INSTRUCTION:
Locate each line containing the string "title" and copy it out.

DATA ROWS:

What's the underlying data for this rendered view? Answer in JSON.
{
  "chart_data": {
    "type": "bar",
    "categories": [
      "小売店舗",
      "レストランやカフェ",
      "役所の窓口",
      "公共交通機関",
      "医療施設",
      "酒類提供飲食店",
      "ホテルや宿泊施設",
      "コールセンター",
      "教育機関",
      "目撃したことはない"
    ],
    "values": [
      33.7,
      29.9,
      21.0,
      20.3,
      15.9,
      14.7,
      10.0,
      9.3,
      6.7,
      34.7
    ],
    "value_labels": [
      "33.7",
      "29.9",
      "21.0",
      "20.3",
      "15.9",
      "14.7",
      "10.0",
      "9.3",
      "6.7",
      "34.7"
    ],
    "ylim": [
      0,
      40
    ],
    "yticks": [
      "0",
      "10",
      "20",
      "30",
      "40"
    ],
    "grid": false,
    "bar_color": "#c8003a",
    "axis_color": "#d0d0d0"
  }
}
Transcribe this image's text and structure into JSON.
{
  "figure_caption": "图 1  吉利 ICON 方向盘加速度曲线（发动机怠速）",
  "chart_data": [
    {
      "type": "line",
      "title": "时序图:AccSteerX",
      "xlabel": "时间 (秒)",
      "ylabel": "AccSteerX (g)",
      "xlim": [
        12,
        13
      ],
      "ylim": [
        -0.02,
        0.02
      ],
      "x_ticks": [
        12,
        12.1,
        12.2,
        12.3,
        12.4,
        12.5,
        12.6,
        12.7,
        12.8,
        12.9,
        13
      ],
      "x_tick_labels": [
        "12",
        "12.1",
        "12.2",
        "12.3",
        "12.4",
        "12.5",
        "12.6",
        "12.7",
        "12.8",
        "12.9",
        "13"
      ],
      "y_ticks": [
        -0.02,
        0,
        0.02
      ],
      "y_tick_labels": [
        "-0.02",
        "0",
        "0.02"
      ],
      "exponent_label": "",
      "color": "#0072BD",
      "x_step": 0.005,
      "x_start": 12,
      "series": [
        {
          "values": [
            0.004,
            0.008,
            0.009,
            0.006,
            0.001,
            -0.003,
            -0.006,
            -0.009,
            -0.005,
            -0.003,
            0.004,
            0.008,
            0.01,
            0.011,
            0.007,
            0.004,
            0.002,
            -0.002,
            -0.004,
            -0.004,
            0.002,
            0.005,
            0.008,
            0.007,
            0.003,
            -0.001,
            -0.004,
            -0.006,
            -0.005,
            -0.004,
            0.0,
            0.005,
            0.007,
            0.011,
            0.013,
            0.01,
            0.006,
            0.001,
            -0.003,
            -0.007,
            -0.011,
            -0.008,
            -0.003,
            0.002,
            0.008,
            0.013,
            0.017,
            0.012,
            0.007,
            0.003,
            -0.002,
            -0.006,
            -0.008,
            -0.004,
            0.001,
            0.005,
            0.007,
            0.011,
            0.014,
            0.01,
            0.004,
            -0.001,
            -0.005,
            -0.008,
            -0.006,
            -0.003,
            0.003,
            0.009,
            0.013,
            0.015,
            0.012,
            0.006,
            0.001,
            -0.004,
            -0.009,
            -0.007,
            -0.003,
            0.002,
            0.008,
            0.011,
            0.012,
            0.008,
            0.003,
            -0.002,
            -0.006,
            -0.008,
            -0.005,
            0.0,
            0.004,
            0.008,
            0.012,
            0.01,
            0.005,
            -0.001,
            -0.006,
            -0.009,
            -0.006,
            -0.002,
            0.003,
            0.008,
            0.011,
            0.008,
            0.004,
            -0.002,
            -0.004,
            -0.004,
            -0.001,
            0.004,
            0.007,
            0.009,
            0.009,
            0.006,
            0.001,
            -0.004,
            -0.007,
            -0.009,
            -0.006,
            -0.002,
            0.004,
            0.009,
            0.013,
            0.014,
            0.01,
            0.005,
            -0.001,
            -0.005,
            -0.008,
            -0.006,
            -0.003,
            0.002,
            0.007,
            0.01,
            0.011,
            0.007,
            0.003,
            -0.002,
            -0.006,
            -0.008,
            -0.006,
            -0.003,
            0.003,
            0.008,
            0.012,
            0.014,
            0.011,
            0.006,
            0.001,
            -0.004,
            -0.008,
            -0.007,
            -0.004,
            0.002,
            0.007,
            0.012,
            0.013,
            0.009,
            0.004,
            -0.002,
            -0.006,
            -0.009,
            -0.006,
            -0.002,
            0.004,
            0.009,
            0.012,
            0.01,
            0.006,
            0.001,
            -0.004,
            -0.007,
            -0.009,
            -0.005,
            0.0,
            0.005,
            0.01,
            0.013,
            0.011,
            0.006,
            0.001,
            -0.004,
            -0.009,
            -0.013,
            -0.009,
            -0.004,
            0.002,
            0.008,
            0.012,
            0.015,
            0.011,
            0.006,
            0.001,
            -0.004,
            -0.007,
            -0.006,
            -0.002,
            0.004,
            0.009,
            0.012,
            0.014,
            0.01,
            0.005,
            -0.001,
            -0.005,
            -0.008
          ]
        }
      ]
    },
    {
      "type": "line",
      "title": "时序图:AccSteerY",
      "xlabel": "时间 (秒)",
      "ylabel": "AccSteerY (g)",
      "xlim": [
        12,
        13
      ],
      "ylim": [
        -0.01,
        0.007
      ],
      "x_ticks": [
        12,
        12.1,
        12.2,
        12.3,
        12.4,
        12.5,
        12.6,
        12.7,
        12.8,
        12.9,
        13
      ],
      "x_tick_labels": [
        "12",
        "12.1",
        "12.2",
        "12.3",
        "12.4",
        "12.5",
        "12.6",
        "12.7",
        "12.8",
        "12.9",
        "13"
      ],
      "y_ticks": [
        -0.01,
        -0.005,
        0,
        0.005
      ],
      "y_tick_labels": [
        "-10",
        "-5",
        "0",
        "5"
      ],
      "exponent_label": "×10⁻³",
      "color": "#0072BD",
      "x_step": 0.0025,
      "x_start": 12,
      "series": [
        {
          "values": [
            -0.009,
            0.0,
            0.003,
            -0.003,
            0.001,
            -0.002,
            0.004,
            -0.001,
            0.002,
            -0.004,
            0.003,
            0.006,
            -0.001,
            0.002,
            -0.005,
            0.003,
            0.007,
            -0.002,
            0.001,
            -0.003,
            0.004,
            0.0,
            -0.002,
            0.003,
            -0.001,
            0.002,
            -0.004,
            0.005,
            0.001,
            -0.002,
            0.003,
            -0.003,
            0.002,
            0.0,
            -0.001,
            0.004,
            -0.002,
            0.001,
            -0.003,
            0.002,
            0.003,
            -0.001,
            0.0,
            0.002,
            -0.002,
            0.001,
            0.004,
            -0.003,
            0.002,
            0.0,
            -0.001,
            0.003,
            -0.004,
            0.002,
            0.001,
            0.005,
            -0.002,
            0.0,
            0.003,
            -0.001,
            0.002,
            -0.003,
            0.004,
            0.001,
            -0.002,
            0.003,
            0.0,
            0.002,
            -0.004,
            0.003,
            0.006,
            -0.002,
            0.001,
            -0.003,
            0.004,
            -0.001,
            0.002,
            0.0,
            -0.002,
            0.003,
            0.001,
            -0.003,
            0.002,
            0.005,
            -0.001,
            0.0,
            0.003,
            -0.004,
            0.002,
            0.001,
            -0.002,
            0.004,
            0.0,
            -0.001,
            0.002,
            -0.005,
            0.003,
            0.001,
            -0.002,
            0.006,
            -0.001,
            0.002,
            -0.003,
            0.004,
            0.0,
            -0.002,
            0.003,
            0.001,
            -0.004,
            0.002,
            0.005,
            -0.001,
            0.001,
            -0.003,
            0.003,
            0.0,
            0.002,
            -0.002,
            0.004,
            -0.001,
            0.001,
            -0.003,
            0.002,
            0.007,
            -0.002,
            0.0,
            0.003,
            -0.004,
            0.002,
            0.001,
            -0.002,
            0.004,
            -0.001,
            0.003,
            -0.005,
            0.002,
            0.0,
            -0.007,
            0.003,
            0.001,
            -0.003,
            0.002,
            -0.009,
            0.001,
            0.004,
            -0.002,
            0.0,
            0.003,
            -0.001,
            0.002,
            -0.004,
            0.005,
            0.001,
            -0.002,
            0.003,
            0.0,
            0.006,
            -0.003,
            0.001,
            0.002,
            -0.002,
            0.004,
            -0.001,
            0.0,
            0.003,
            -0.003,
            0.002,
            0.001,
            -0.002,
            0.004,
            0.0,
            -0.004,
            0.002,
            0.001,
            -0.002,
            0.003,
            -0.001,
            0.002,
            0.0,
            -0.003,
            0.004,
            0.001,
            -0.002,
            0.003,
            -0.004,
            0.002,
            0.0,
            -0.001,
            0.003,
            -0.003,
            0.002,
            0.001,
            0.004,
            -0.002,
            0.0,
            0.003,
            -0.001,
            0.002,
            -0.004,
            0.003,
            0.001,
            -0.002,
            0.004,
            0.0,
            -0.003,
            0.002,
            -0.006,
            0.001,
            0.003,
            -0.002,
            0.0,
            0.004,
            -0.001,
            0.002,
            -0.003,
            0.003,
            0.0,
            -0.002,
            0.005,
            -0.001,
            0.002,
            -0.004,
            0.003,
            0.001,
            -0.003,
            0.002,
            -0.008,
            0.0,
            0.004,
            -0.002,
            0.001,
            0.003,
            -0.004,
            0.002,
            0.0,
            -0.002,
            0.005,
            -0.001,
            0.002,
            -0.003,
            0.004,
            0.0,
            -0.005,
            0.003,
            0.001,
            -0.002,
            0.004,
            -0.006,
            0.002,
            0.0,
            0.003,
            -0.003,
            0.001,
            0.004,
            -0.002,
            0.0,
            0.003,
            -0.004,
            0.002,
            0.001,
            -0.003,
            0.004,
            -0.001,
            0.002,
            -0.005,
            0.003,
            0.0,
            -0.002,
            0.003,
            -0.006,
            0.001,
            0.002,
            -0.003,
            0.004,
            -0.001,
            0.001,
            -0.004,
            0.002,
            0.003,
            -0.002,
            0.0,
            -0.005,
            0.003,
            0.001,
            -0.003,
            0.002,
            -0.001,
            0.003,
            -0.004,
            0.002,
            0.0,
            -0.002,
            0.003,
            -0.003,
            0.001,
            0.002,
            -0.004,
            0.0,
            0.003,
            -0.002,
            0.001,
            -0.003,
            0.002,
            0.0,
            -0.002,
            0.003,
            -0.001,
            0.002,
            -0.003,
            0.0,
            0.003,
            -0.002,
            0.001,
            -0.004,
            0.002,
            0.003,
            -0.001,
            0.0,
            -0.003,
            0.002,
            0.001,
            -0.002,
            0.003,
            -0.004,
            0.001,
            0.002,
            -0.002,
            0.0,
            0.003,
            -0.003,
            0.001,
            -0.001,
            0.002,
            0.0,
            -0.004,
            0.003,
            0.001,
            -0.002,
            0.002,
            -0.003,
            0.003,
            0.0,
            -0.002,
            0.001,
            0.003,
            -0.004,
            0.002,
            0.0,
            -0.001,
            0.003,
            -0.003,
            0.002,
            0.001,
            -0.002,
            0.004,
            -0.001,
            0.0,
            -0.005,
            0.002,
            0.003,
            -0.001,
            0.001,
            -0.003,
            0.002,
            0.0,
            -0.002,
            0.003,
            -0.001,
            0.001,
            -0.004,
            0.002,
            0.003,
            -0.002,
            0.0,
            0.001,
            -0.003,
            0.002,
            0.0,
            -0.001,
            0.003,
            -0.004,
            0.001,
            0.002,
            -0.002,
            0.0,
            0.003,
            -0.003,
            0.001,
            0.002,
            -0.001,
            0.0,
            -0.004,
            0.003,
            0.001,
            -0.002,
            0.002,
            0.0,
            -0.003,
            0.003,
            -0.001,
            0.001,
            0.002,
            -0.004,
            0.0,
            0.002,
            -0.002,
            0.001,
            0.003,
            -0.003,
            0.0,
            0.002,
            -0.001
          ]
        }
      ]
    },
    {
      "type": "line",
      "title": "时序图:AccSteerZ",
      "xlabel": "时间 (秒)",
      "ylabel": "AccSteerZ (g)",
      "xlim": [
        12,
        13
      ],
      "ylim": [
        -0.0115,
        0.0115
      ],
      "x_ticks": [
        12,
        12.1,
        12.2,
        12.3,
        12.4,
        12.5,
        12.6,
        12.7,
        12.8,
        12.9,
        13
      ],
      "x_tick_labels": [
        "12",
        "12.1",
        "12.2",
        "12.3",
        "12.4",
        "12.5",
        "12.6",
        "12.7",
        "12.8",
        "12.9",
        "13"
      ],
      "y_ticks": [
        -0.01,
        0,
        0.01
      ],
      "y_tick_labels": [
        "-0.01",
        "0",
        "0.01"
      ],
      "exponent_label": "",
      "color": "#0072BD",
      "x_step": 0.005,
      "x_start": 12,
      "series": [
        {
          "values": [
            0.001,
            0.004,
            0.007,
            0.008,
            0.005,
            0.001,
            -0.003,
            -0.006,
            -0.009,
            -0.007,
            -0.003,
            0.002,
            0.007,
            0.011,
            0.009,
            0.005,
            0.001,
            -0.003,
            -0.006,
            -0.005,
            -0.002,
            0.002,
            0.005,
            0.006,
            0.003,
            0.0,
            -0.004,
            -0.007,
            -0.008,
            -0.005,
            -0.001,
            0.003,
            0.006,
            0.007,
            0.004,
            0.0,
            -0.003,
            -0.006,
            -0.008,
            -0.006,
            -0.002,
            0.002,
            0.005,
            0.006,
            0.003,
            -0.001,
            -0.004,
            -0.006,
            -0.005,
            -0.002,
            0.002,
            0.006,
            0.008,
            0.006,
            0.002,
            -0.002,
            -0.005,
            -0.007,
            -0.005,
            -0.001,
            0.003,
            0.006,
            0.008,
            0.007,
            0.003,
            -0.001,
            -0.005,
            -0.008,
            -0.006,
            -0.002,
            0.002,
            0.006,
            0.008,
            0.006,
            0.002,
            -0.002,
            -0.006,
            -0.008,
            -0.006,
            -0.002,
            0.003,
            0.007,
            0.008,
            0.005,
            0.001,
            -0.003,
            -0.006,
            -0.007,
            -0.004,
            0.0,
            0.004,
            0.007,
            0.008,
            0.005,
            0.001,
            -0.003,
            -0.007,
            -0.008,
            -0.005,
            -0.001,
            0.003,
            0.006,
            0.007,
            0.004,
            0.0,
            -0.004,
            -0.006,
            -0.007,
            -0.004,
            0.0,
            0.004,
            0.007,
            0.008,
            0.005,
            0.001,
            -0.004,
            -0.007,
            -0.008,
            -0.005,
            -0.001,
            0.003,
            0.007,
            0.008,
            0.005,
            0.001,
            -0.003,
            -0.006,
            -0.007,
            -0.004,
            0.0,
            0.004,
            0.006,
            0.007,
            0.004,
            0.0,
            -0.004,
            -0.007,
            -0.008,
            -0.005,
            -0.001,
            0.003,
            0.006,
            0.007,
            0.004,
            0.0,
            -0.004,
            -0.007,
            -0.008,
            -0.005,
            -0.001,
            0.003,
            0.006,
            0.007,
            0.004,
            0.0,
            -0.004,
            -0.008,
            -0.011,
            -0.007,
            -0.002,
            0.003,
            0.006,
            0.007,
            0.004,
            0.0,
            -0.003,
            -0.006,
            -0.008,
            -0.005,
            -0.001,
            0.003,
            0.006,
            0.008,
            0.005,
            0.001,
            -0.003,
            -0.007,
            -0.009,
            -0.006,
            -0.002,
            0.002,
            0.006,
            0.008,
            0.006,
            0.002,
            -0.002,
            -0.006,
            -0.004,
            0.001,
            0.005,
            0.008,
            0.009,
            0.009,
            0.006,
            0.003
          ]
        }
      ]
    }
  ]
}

TASK OUTPUT:
      "title": "时序图:AccSteerX",
      "title": "时序图:AccSteerY",
      "title": "时序图:AccSteerZ",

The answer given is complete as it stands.